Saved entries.
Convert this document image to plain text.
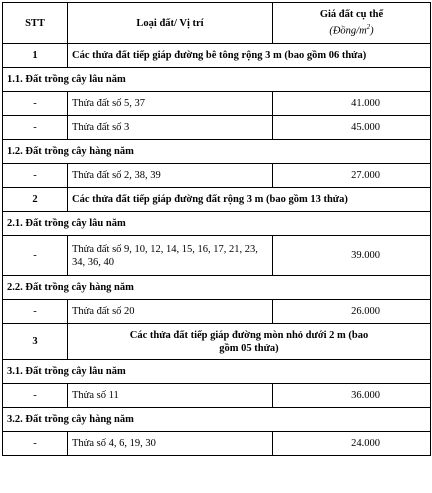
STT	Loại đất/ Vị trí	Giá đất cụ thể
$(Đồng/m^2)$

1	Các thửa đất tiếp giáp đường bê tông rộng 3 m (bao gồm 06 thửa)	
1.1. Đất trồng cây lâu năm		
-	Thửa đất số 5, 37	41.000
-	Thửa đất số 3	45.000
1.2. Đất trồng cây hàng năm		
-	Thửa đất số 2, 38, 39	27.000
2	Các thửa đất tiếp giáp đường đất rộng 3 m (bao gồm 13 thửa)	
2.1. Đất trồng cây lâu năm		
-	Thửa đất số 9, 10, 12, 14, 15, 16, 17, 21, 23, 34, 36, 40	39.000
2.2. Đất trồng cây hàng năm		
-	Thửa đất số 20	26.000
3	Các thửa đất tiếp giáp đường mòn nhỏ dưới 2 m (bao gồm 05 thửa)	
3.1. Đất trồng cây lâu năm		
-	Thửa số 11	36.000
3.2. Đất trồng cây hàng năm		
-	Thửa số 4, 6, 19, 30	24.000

WHAT THE TASK ASKS. Pick out the lines that have the word "đường". Copy them all.

FULL ANSWER.
1	Các thửa đất tiếp giáp đường bê tông rộng 3 m (bao gồm 06 thửa)	
2	Các thửa đất tiếp giáp đường đất rộng 3 m (bao gồm 13 thửa)	
3	Các thửa đất tiếp giáp đường mòn nhỏ dưới 2 m (bao gồm 05 thửa)	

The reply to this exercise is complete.